EXERCISE DESCRIPTION => Put every line of the records below into a JSON list of strings, one string per line, leaving out any blank lines.

DATA TO PROCESS =>
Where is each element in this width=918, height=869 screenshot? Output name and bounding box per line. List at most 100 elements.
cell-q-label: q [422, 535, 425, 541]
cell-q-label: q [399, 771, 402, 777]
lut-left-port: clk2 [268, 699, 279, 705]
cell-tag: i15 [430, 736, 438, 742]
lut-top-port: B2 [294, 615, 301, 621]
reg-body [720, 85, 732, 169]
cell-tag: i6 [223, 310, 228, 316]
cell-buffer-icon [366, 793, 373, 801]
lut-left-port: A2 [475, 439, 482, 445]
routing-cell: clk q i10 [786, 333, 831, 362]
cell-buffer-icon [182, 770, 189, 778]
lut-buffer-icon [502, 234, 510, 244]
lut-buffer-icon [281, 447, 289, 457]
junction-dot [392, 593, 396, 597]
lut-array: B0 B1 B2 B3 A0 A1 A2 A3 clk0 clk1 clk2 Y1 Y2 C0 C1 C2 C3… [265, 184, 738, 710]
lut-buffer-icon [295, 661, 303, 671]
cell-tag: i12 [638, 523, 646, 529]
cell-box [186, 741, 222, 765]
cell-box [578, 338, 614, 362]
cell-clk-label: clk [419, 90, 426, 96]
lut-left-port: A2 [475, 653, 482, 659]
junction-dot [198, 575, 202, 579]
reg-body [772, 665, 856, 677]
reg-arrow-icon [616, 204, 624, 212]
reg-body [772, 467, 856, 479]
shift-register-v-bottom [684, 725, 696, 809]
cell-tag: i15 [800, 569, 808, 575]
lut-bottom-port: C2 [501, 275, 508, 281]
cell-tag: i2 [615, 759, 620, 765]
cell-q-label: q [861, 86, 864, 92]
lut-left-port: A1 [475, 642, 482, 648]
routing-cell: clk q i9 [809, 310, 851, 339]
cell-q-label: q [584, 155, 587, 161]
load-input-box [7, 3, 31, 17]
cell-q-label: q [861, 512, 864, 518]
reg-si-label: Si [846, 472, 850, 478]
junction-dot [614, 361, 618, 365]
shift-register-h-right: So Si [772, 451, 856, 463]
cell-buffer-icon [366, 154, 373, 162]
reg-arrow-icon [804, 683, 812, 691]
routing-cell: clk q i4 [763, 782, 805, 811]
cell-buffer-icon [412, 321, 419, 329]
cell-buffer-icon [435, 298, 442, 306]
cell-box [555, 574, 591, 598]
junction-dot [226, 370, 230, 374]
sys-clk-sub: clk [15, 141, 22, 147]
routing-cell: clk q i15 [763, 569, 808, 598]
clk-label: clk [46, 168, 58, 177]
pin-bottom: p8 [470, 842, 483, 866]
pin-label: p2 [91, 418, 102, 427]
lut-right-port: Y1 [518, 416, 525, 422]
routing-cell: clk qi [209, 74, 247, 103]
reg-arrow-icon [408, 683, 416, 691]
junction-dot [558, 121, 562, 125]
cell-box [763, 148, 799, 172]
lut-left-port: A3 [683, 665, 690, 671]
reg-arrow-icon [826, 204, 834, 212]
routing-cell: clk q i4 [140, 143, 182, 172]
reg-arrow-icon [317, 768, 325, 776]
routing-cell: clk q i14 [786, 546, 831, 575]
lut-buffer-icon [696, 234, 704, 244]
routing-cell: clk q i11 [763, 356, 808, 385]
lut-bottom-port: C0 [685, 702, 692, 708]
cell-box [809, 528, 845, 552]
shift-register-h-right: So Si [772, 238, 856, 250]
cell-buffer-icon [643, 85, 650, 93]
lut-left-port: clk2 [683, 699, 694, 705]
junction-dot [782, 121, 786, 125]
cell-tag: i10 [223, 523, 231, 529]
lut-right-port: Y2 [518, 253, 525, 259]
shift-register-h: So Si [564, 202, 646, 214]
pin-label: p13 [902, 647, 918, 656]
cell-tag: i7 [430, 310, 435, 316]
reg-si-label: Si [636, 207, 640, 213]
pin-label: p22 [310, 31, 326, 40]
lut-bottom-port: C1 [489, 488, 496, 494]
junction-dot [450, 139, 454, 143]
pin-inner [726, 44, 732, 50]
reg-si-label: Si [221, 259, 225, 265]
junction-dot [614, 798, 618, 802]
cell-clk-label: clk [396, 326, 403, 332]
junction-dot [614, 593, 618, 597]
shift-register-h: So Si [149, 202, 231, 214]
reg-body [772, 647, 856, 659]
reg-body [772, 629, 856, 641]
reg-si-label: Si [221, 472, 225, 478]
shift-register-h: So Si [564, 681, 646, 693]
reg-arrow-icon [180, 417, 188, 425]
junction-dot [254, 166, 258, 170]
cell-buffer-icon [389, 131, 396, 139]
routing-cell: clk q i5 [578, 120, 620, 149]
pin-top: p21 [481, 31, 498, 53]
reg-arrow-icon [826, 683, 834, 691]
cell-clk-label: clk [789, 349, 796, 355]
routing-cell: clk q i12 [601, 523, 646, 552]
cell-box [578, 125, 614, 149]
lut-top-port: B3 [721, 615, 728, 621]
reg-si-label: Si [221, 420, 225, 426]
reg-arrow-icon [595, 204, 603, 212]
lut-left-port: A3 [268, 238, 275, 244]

CORRECT RESULT =>
[
  "Where is each element in this width=918, height=869 screenshot? Output name and bounding box per line. List at most 100 elements.",
  "cell-q-label: q [422, 535, 425, 541]",
  "cell-q-label: q [399, 771, 402, 777]",
  "lut-left-port: clk2 [268, 699, 279, 705]",
  "cell-tag: i15 [430, 736, 438, 742]",
  "lut-top-port: B2 [294, 615, 301, 621]",
  "reg-body [720, 85, 732, 169]",
  "cell-tag: i6 [223, 310, 228, 316]",
  "cell-buffer-icon [366, 793, 373, 801]",
  "lut-left-port: A2 [475, 439, 482, 445]",
  "routing-cell: clk q i10 [786, 333, 831, 362]",
  "cell-buffer-icon [182, 770, 189, 778]",
  "lut-buffer-icon [502, 234, 510, 244]",
  "lut-buffer-icon [281, 447, 289, 457]",
  "junction-dot [392, 593, 396, 597]",
  "lut-array: B0 B1 B2 B3 A0 A1 A2 A3 clk0 clk1 clk2 Y1 Y2 C0 C1 C2 C3… [265, 184, 738, 710]",
  "lut-buffer-icon [295, 661, 303, 671]",
  "cell-tag: i12 [638, 523, 646, 529]",
  "cell-box [186, 741, 222, 765]",
  "cell-box [578, 338, 614, 362]",
  "cell-clk-label: clk [419, 90, 426, 96]",
  "lut-left-port: A2 [475, 653, 482, 659]",
  "junction-dot [198, 575, 202, 579]",
  "reg-body [772, 665, 856, 677]",
  "reg-arrow-icon [616, 204, 624, 212]",
  "reg-body [772, 467, 856, 479]",
  "shift-register-v-bottom [684, 725, 696, 809]",
  "cell-tag: i15 [800, 569, 808, 575]",
  "lut-bottom-port: C2 [501, 275, 508, 281]",
  "cell-tag: i2 [615, 759, 620, 765]",
  "cell-q-label: q [861, 86, 864, 92]",
  "lut-left-port: A1 [475, 642, 482, 648]",
  "routing-cell: clk q i9 [809, 310, 851, 339]",
  "cell-q-label: q [584, 155, 587, 161]",
  "load-input-box [7, 3, 31, 17]",
  "cell-q-label: q [861, 512, 864, 518]",
  "reg-si-label: Si [846, 472, 850, 478]",
  "junction-dot [614, 361, 618, 365]",
  "shift-register-h-right: So Si [772, 451, 856, 463]",
  "cell-buffer-icon [366, 154, 373, 162]",
  "reg-arrow-icon [804, 683, 812, 691]",
  "routing-cell: clk q i4 [763, 782, 805, 811]",
  "cell-buffer-icon [412, 321, 419, 329]",
  "cell-buffer-icon [435, 298, 442, 306]",
  "cell-box [555, 574, 591, 598]",
  "junction-dot [226, 370, 230, 374]",
  "sys-clk-sub: clk [15, 141, 22, 147]",
  "routing-cell: clk q i15 [763, 569, 808, 598]",
  "clk-label: clk [46, 168, 58, 177]",
  "pin-bottom: p8 [470, 842, 483, 866]",
  "pin-label: p2 [91, 418, 102, 427]",
  "lut-right-port: Y1 [518, 416, 525, 422]",
  "routing-cell: clk qi [209, 74, 247, 103]",
  "reg-arrow-icon [408, 683, 416, 691]",
  "junction-dot [558, 121, 562, 125]",
  "cell-box [763, 148, 799, 172]",
  "lut-left-port: A3 [683, 665, 690, 671]",
  "reg-arrow-icon [826, 204, 834, 212]",
  "routing-cell: clk q i4 [140, 143, 182, 172]",
  "reg-arrow-icon [317, 768, 325, 776]",
  "routing-cell: clk q i14 [786, 546, 831, 575]",
  "lut-buffer-icon [696, 234, 704, 244]",
  "routing-cell: clk q i11 [763, 356, 808, 385]",
  "lut-bottom-port: C0 [685, 702, 692, 708]",
  "cell-box [809, 528, 845, 552]",
  "shift-register-h-right: So Si [772, 238, 856, 250]",
  "cell-buffer-icon [643, 85, 650, 93]",
  "lut-left-port: clk2 [683, 699, 694, 705]",
  "junction-dot [782, 121, 786, 125]",
  "cell-tag: i10 [223, 523, 231, 529]",
  "lut-right-port: Y2 [518, 253, 525, 259]",
  "shift-register-h: So Si [564, 202, 646, 214]",
  "pin-label: p13 [902, 647, 918, 656]",
  "cell-tag: i7 [430, 310, 435, 316]",
  "reg-si-label: Si [636, 207, 640, 213]",
  "pin-label: p22 [310, 31, 326, 40]",
  "lut-bottom-port: C1 [489, 488, 496, 494]",
  "junction-dot [450, 139, 454, 143]",
  "pin-inner [726, 44, 732, 50]",
  "reg-si-label: Si [221, 259, 225, 265]",
  "junction-dot [614, 798, 618, 802]",
  "cell-clk-label: clk [396, 326, 403, 332]",
  "junction-dot [614, 593, 618, 597]",
  "shift-register-h: So Si [149, 202, 231, 214]",
  "reg-body [772, 647, 856, 659]",
  "reg-body [772, 629, 856, 641]",
  "reg-si-label: Si [221, 472, 225, 478]",
  "shift-register-h: So Si [564, 681, 646, 693]",
  "reg-arrow-icon [180, 417, 188, 425]",
  "junction-dot [254, 166, 258, 170]",
  "cell-buffer-icon [389, 131, 396, 139]",
  "routing-cell: clk q i5 [578, 120, 620, 149]",
  "pin-top: p21 [481, 31, 498, 53]",
  "reg-arrow-icon [826, 683, 834, 691]",
  "cell-clk-label: clk [789, 349, 796, 355]",
  "routing-cell: clk q i12 [601, 523, 646, 552]",
  "cell-box [578, 125, 614, 149]",
  "lut-top-port: B3 [721, 615, 728, 621]",
  "reg-si-label: Si [221, 420, 225, 426]",
  "reg-arrow-icon [595, 204, 603, 212]",
  "lut-left-port: A3 [268, 238, 275, 244]"
]